- _Exercise materials_:
==*==
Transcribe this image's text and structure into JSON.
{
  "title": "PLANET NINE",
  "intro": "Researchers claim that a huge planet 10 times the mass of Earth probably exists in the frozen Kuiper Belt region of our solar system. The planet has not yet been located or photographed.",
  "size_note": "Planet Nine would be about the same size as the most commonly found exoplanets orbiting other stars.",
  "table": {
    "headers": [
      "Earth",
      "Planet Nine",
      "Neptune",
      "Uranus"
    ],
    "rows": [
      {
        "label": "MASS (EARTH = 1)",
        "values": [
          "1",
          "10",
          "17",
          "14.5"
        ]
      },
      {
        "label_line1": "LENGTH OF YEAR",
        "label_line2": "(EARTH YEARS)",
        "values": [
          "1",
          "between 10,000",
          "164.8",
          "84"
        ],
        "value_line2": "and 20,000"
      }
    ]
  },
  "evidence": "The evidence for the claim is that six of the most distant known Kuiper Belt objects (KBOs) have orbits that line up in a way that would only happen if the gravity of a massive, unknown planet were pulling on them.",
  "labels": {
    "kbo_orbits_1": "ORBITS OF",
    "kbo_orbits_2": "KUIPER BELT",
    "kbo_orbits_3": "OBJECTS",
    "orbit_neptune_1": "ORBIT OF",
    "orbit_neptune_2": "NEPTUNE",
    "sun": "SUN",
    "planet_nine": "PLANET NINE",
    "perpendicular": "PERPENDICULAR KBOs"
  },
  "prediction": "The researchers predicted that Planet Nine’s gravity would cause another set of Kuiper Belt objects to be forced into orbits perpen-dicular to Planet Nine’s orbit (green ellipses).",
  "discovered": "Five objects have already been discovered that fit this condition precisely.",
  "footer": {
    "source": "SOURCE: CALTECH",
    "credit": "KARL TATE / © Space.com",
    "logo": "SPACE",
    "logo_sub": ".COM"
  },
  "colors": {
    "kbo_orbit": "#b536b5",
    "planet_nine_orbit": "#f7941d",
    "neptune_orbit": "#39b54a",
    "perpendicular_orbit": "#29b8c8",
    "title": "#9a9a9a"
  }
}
==*==
- _Do this_: Return each entry from the material above exactly as it appears.

- _Solution_:
Transcribe this image's text and structure into JSON.
{
  "title": "PLANET NINE",
  "intro": "Researchers claim that a huge planet 10 times the mass of Earth probably exists in the frozen Kuiper Belt region of our solar system. The planet has not yet been located or photographed.",
  "size_note": "Planet Nine would be about the same size as the most commonly found exoplanets orbiting other stars.",
  "table": {
    "headers": [
      "Earth",
      "Planet Nine",
      "Neptune",
      "Uranus"
    ],
    "rows": [
      {
        "label": "MASS (EARTH = 1)",
        "values": [
          "1",
          "10",
          "17",
          "14.5"
        ]
      },
      {
        "label_line1": "LENGTH OF YEAR",
        "label_line2": "(EARTH YEARS)",
        "values": [
          "1",
          "between 10,000",
          "164.8",
          "84"
        ],
        "value_line2": "and 20,000"
      }
    ]
  },
  "evidence": "The evidence for the claim is that six of the most distant known Kuiper Belt objects (KBOs) have orbits that line up in a way that would only happen if the gravity of a massive, unknown planet were pulling on them.",
  "labels": {
    "kbo_orbits_1": "ORBITS OF",
    "kbo_orbits_2": "KUIPER BELT",
    "kbo_orbits_3": "OBJECTS",
    "orbit_neptune_1": "ORBIT OF",
    "orbit_neptune_2": "NEPTUNE",
    "sun": "SUN",
    "planet_nine": "PLANET NINE",
    "perpendicular": "PERPENDICULAR KBOs"
  },
  "prediction": "The researchers predicted that Planet Nine’s gravity would cause another set of Kuiper Belt objects to be forced into orbits perpen-dicular to Planet Nine’s orbit (green ellipses).",
  "discovered": "Five objects have already been discovered that fit this condition precisely.",
  "footer": {
    "source": "SOURCE: CALTECH",
    "credit": "KARL TATE / © Space.com",
    "logo": "SPACE",
    "logo_sub": ".COM"
  },
  "colors": {
    "kbo_orbit": "#b536b5",
    "planet_nine_orbit": "#f7941d",
    "neptune_orbit": "#39b54a",
    "perpendicular_orbit": "#29b8c8",
    "title": "#9a9a9a"
  }
}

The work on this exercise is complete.